§ **Listed entries**:
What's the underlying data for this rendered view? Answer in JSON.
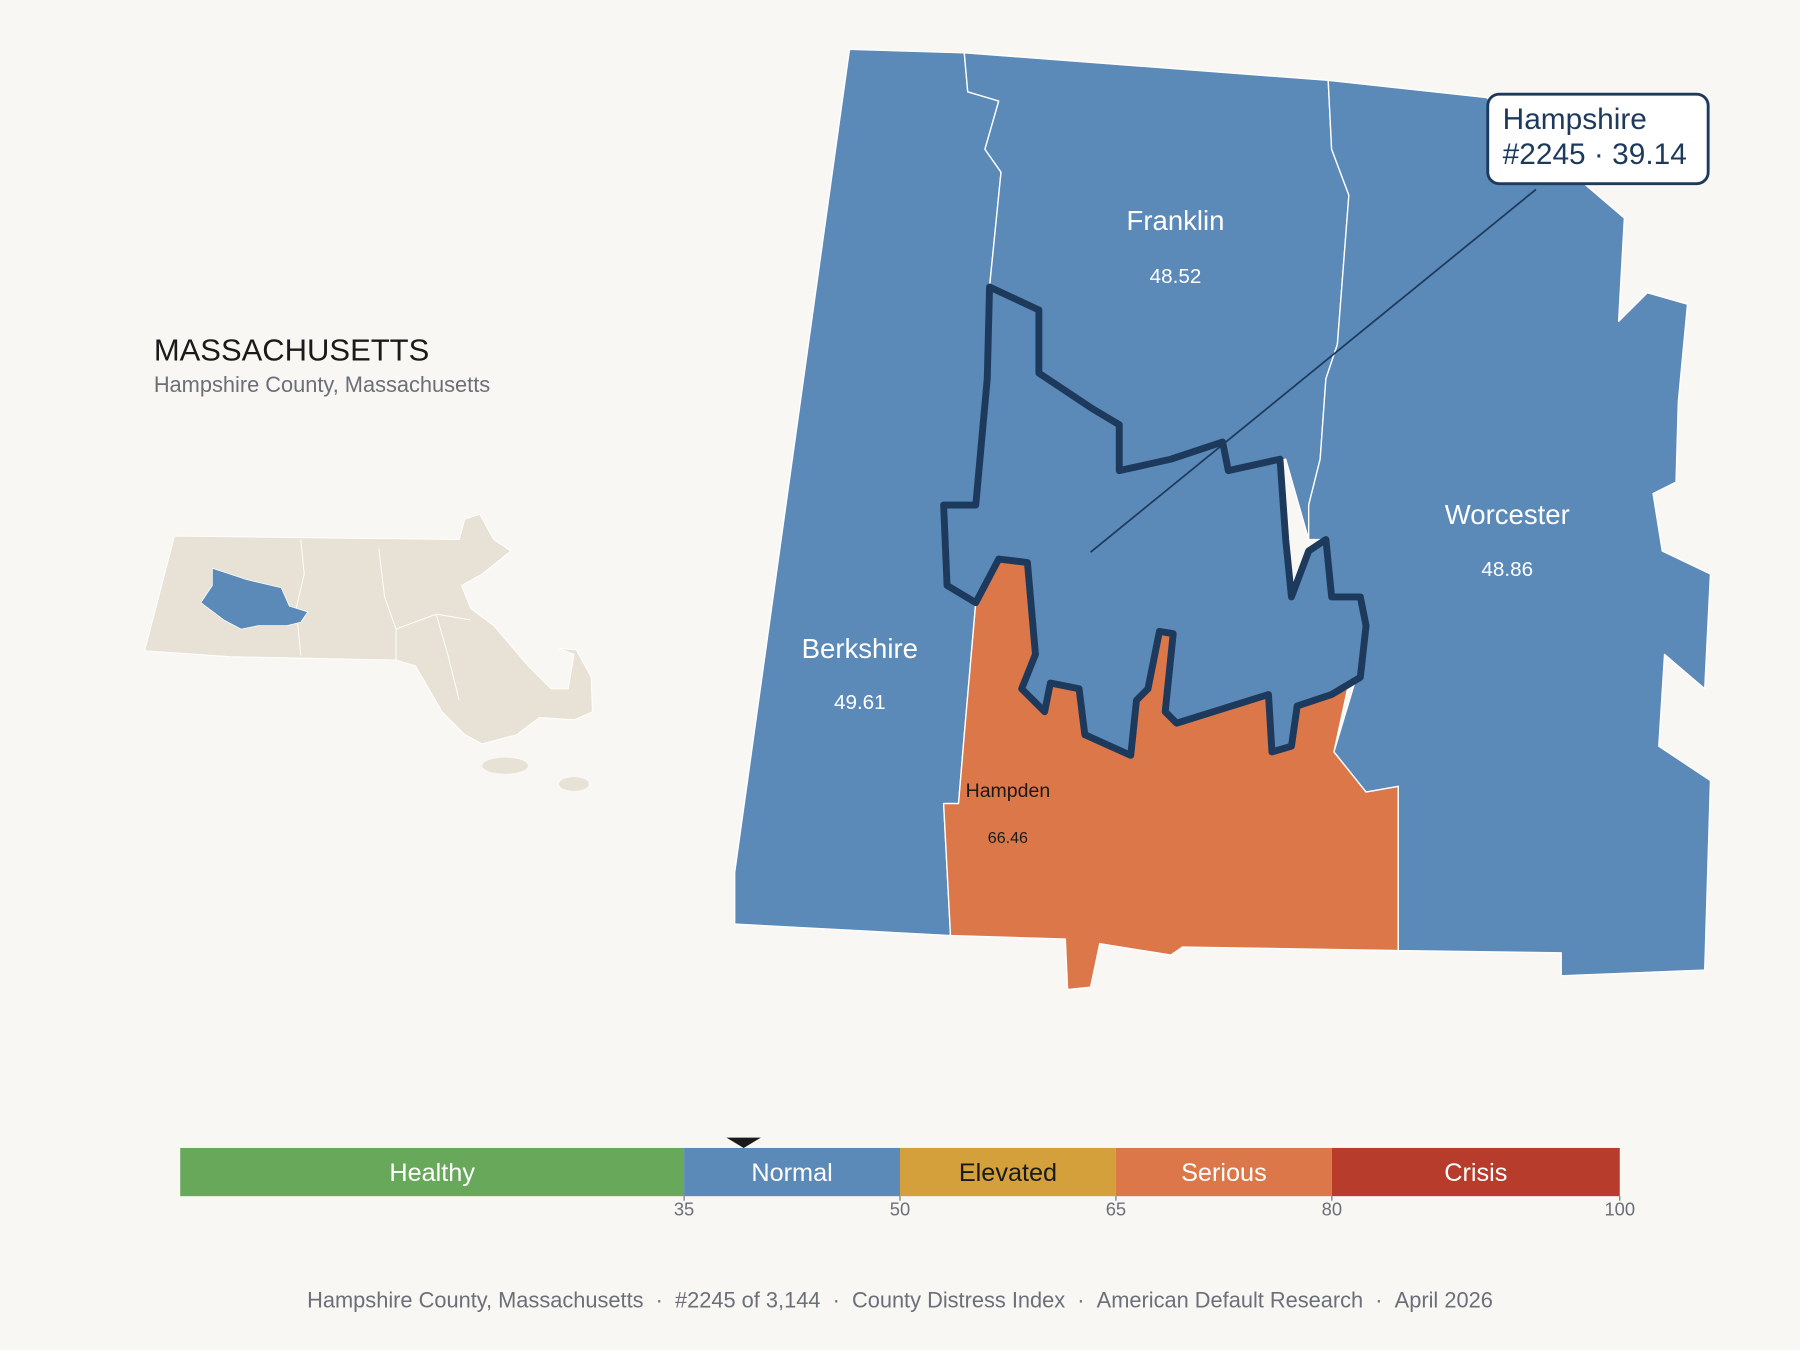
{
  "header": {
    "title": "MASSACHUSETTS",
    "subtitle": "Hampshire County, Massachusetts"
  },
  "counties": [
    {
      "name": "Franklin",
      "value": 48.52
    },
    {
      "name": "Worcester",
      "value": 48.86
    },
    {
      "name": "Berkshire",
      "value": 49.61
    },
    {
      "name": "Hampden",
      "value": 66.46
    }
  ],
  "callout": {
    "name": "Hampshire",
    "rank": "#2245",
    "score": 39.14,
    "separator": "·"
  },
  "scale": {
    "range": [
      0,
      100
    ],
    "ticks": [
      35,
      50,
      65,
      80,
      100
    ],
    "bands": [
      {
        "label": "Healthy",
        "color": "#68a85a"
      },
      {
        "label": "Normal",
        "color": "#5b89b8"
      },
      {
        "label": "Elevated",
        "color": "#d4a03c"
      },
      {
        "label": "Serious",
        "color": "#dc774a"
      },
      {
        "label": "Crisis",
        "color": "#b83c2c"
      }
    ]
  },
  "footer": {
    "items": [
      "Hampshire County, Massachusetts",
      "#2245 of 3,144",
      "County Distress Index",
      "American Default Research",
      "April 2026"
    ],
    "separator": "·"
  }
}
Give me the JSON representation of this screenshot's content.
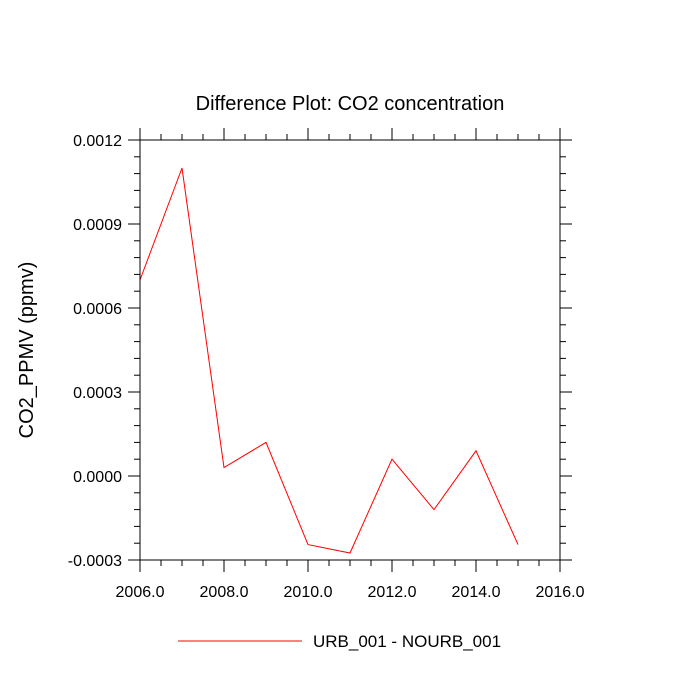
{
  "chart_data": {
    "type": "line",
    "title": "Difference Plot: CO2 concentration",
    "xlabel": "",
    "ylabel": "CO2_PPMV  (ppmv)",
    "xlim": [
      2006,
      2016
    ],
    "ylim": [
      -0.0003,
      0.0012
    ],
    "x_ticks": [
      "2006.0",
      "2008.0",
      "2010.0",
      "2012.0",
      "2014.0",
      "2016.0"
    ],
    "y_ticks": [
      "0.0012",
      "0.0009",
      "0.0006",
      "0.0003",
      "0.0000",
      "-0.0003"
    ],
    "grid": false,
    "legend_position": "bottom",
    "series": [
      {
        "name": "URB_001 - NOURB_001",
        "color": "#ff0000",
        "x": [
          2006,
          2007,
          2008,
          2009,
          2010,
          2011,
          2012,
          2013,
          2014,
          2015
        ],
        "y": [
          0.0007,
          0.0011,
          3e-05,
          0.00012,
          -0.000245,
          -0.000275,
          6e-05,
          -0.00012,
          9e-05,
          -0.000245
        ]
      }
    ]
  }
}
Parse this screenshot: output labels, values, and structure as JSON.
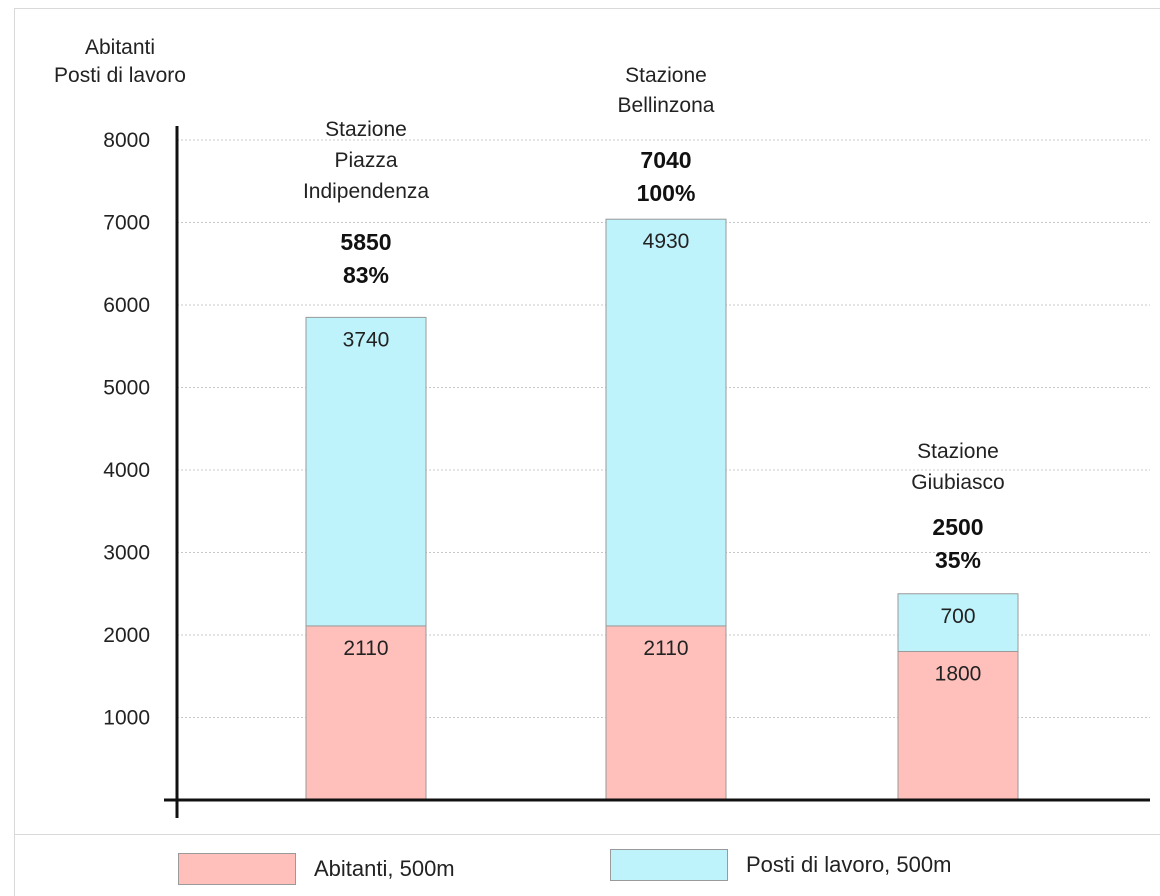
{
  "chart_data": {
    "type": "bar",
    "stacked": true,
    "ylabel": [
      "Abitanti",
      "Posti di lavoro"
    ],
    "ylim": [
      0,
      8000
    ],
    "yticks": [
      1000,
      2000,
      3000,
      4000,
      5000,
      6000,
      7000,
      8000
    ],
    "grid": true,
    "legend_position": "bottom",
    "categories": [
      [
        "Stazione",
        "Piazza",
        "Indipendenza"
      ],
      [
        "Stazione",
        "Bellinzona"
      ],
      [
        "Stazione",
        "Giubiasco"
      ]
    ],
    "totals": [
      "5850",
      "7040",
      "2500"
    ],
    "percents": [
      "83%",
      "100%",
      "35%"
    ],
    "series": [
      {
        "name": "Abitanti, 500m",
        "color": "#ffc0bb",
        "values": [
          2110,
          2110,
          1800
        ]
      },
      {
        "name": "Posti di lavoro, 500m",
        "color": "#bff3fb",
        "values": [
          3740,
          4930,
          700
        ]
      }
    ]
  }
}
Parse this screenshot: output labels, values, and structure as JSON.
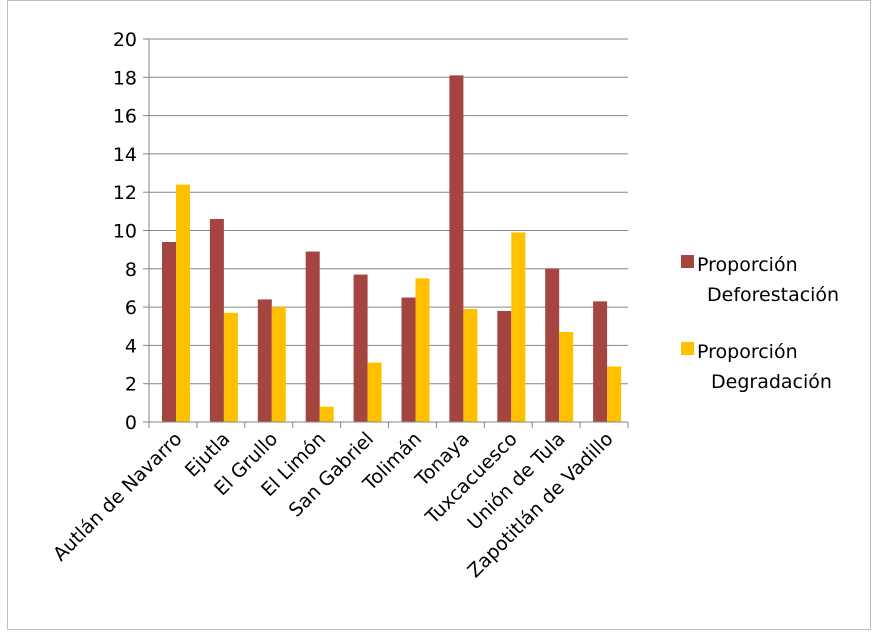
{
  "chart_data": {
    "type": "bar",
    "title": "",
    "xlabel": "",
    "ylabel": "",
    "ylim": [
      0,
      20
    ],
    "ytick_step": 2,
    "grid": true,
    "legend_position": "right",
    "categories": [
      "Autlán de Navarro",
      "Ejutla",
      "El Grullo",
      "El Limón",
      "San Gabriel",
      "Tolimán",
      "Tonaya",
      "Tuxcacuesco",
      "Unión de Tula",
      "Zapotitlán de Vadillo"
    ],
    "series": [
      {
        "name": "Proporción Deforestación",
        "legend_lines": [
          "Proporción",
          "Deforestación"
        ],
        "color": "#a5453f",
        "values": [
          9.4,
          10.6,
          6.4,
          8.9,
          7.7,
          6.5,
          18.1,
          5.8,
          8.0,
          6.3
        ]
      },
      {
        "name": "Proporción Degradación",
        "legend_lines": [
          "Proporción",
          "Degradación"
        ],
        "color": "#ffc000",
        "values": [
          12.4,
          5.7,
          6.0,
          0.8,
          3.1,
          7.5,
          5.9,
          9.9,
          4.7,
          2.9
        ]
      }
    ]
  }
}
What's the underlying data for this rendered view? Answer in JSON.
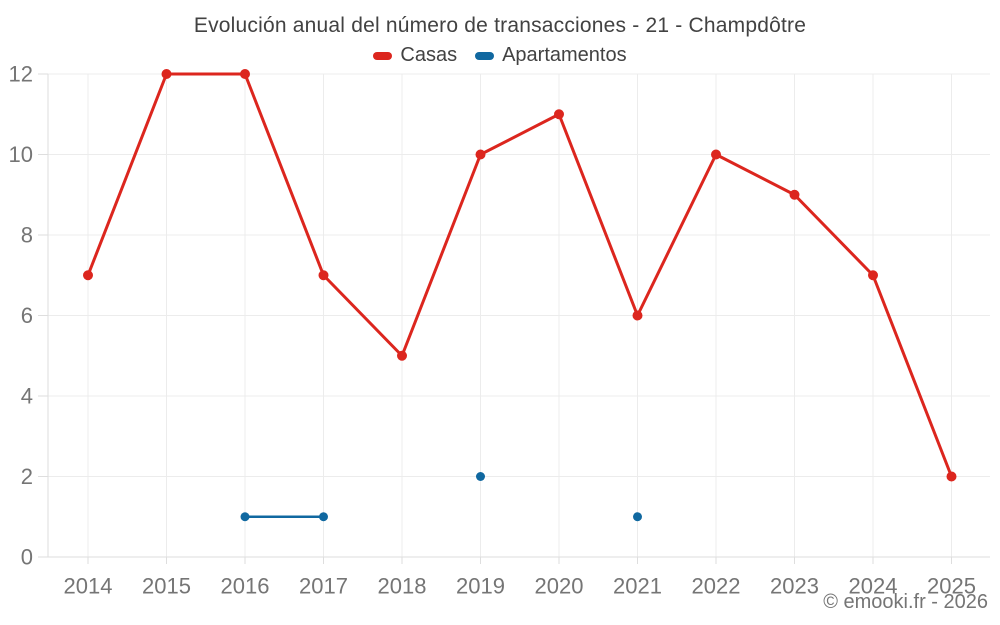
{
  "chart": {
    "title": "Evolución anual del número de transacciones - 21 - Champdôtre",
    "copyright": "© emooki.fr - 2026"
  },
  "chart_data": {
    "type": "line",
    "title": "Evolución anual del número de transacciones - 21 - Champdôtre",
    "categories": [
      "2014",
      "2015",
      "2016",
      "2017",
      "2018",
      "2019",
      "2020",
      "2021",
      "2022",
      "2023",
      "2024",
      "2025"
    ],
    "series": [
      {
        "name": "Casas",
        "color": "#dc261e",
        "values": [
          7,
          12,
          12,
          7,
          5,
          10,
          11,
          6,
          10,
          9,
          7,
          2
        ]
      },
      {
        "name": "Apartamentos",
        "color": "#1068a0",
        "values": [
          null,
          null,
          1,
          1,
          null,
          2,
          null,
          1,
          null,
          null,
          null,
          null
        ]
      }
    ],
    "xlabel": "",
    "ylabel": "",
    "ylim": [
      0,
      12
    ],
    "yticks": [
      0,
      2,
      4,
      6,
      8,
      10,
      12
    ],
    "grid": true,
    "legend_position": "top",
    "colors": {
      "grid_line": "#ececec",
      "axis_line": "#dedede",
      "axis_label": "#757575",
      "title_text": "#424242"
    }
  }
}
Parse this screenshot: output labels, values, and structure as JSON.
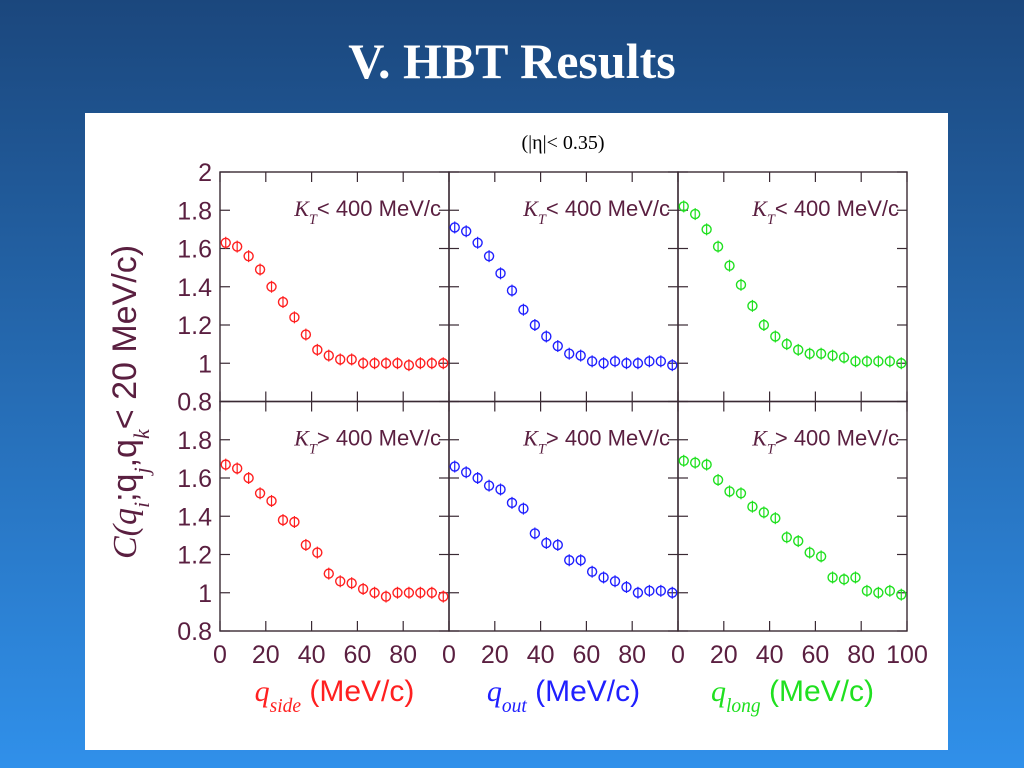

§ **Exercise goal**: All of the material above should be reproduced exactly, except the pictures.

§ **Complete response**:
What's the underlying data for this rendered view? Answer in JSON.
{
  "header": {
    "title": "MASSACHUSETTS",
    "subtitle": "Hampshire County, Massachusetts"
  },
  "counties": [
    {
      "name": "Franklin",
      "value": 48.52
    },
    {
      "name": "Worcester",
      "value": 48.86
    },
    {
      "name": "Berkshire",
      "value": 49.61
    },
    {
      "name": "Hampden",
      "value": 66.46
    }
  ],
  "callout": {
    "name": "Hampshire",
    "rank": "#2245",
    "score": 39.14,
    "separator": "·"
  },
  "scale": {
    "range": [
      0,
      100
    ],
    "ticks": [
      35,
      50,
      65,
      80,
      100
    ],
    "bands": [
      {
        "label": "Healthy",
        "color": "#68a85a"
      },
      {
        "label": "Normal",
        "color": "#5b89b8"
      },
      {
        "label": "Elevated",
        "color": "#d4a03c"
      },
      {
        "label": "Serious",
        "color": "#dc774a"
      },
      {
        "label": "Crisis",
        "color": "#b83c2c"
      }
    ]
  },
  "footer": {
    "items": [
      "Hampshire County, Massachusetts",
      "#2245 of 3,144",
      "County Distress Index",
      "American Default Research",
      "April 2026"
    ],
    "separator": "·"
  }
}
Give me the JSON representation of this screenshot's content.
{
  "chart_data": {
    "type": "line",
    "title": "Difference Plot: CO2 concentration",
    "xlabel": "",
    "ylabel": "CO2_PPMV  (ppmv)",
    "xlim": [
      2006,
      2016
    ],
    "ylim": [
      -0.0003,
      0.0012
    ],
    "x_ticks": [
      "2006.0",
      "2008.0",
      "2010.0",
      "2012.0",
      "2014.0",
      "2016.0"
    ],
    "y_ticks": [
      "0.0012",
      "0.0009",
      "0.0006",
      "0.0003",
      "0.0000",
      "-0.0003"
    ],
    "grid": false,
    "legend_position": "bottom",
    "series": [
      {
        "name": "URB_001 - NOURB_001",
        "color": "#ff0000",
        "x": [
          2006,
          2007,
          2008,
          2009,
          2010,
          2011,
          2012,
          2013,
          2014,
          2015
        ],
        "y": [
          0.0007,
          0.0011,
          3e-05,
          0.00012,
          -0.000245,
          -0.000275,
          6e-05,
          -0.00012,
          9e-05,
          -0.000245
        ]
      }
    ]
  }
}
Parse this screenshot: output labels, values, and structure as JSON.
{
  "chart_data": {
    "type": "bar",
    "stacked": true,
    "ylabel": [
      "Abitanti",
      "Posti di lavoro"
    ],
    "ylim": [
      0,
      8000
    ],
    "yticks": [
      1000,
      2000,
      3000,
      4000,
      5000,
      6000,
      7000,
      8000
    ],
    "grid": true,
    "legend_position": "bottom",
    "categories": [
      [
        "Stazione",
        "Piazza",
        "Indipendenza"
      ],
      [
        "Stazione",
        "Bellinzona"
      ],
      [
        "Stazione",
        "Giubiasco"
      ]
    ],
    "totals": [
      "5850",
      "7040",
      "2500"
    ],
    "percents": [
      "83%",
      "100%",
      "35%"
    ],
    "series": [
      {
        "name": "Abitanti, 500m",
        "color": "#ffc0bb",
        "values": [
          2110,
          2110,
          1800
        ]
      },
      {
        "name": "Posti di lavoro, 500m",
        "color": "#bff3fb",
        "values": [
          3740,
          4930,
          700
        ]
      }
    ]
  }
}
Parse this screenshot: output labels, values, and structure as JSON.
{
  "chart_data": {
    "type": "bar",
    "title": "",
    "xlabel": "",
    "ylabel": "",
    "ylim": [
      0,
      20
    ],
    "ytick_step": 2,
    "grid": true,
    "legend_position": "right",
    "categories": [
      "Autlán de Navarro",
      "Ejutla",
      "El Grullo",
      "El Limón",
      "San Gabriel",
      "Tolimán",
      "Tonaya",
      "Tuxcacuesco",
      "Unión de Tula",
      "Zapotitlán de Vadillo"
    ],
    "series": [
      {
        "name": "Proporción Deforestación",
        "legend_lines": [
          "Proporción",
          "Deforestación"
        ],
        "color": "#a5453f",
        "values": [
          9.4,
          10.6,
          6.4,
          8.9,
          7.7,
          6.5,
          18.1,
          5.8,
          8.0,
          6.3
        ]
      },
      {
        "name": "Proporción Degradación",
        "legend_lines": [
          "Proporción",
          "Degradación"
        ],
        "color": "#ffc000",
        "values": [
          12.4,
          5.7,
          6.0,
          0.8,
          3.1,
          7.5,
          5.9,
          9.9,
          4.7,
          2.9
        ]
      }
    ]
  }
}
What's the underlying data for this rendered view? Answer in JSON.
{
  "chart": {
    "title": "Evolución anual del número de transacciones - 21 - Champdôtre",
    "copyright": "© emooki.fr - 2026"
  },
  "chart_data": {
    "type": "line",
    "title": "Evolución anual del número de transacciones - 21 - Champdôtre",
    "categories": [
      "2014",
      "2015",
      "2016",
      "2017",
      "2018",
      "2019",
      "2020",
      "2021",
      "2022",
      "2023",
      "2024",
      "2025"
    ],
    "series": [
      {
        "name": "Casas",
        "color": "#dc261e",
        "values": [
          7,
          12,
          12,
          7,
          5,
          10,
          11,
          6,
          10,
          9,
          7,
          2
        ]
      },
      {
        "name": "Apartamentos",
        "color": "#1068a0",
        "values": [
          null,
          null,
          1,
          1,
          null,
          2,
          null,
          1,
          null,
          null,
          null,
          null
        ]
      }
    ],
    "xlabel": "",
    "ylabel": "",
    "ylim": [
      0,
      12
    ],
    "yticks": [
      0,
      2,
      4,
      6,
      8,
      10,
      12
    ],
    "grid": true,
    "legend_position": "top",
    "colors": {
      "grid_line": "#ececec",
      "axis_line": "#dedede",
      "axis_label": "#757575",
      "title_text": "#424242"
    }
  }
}
Parse this screenshot: output labels, values, and structure as JSON.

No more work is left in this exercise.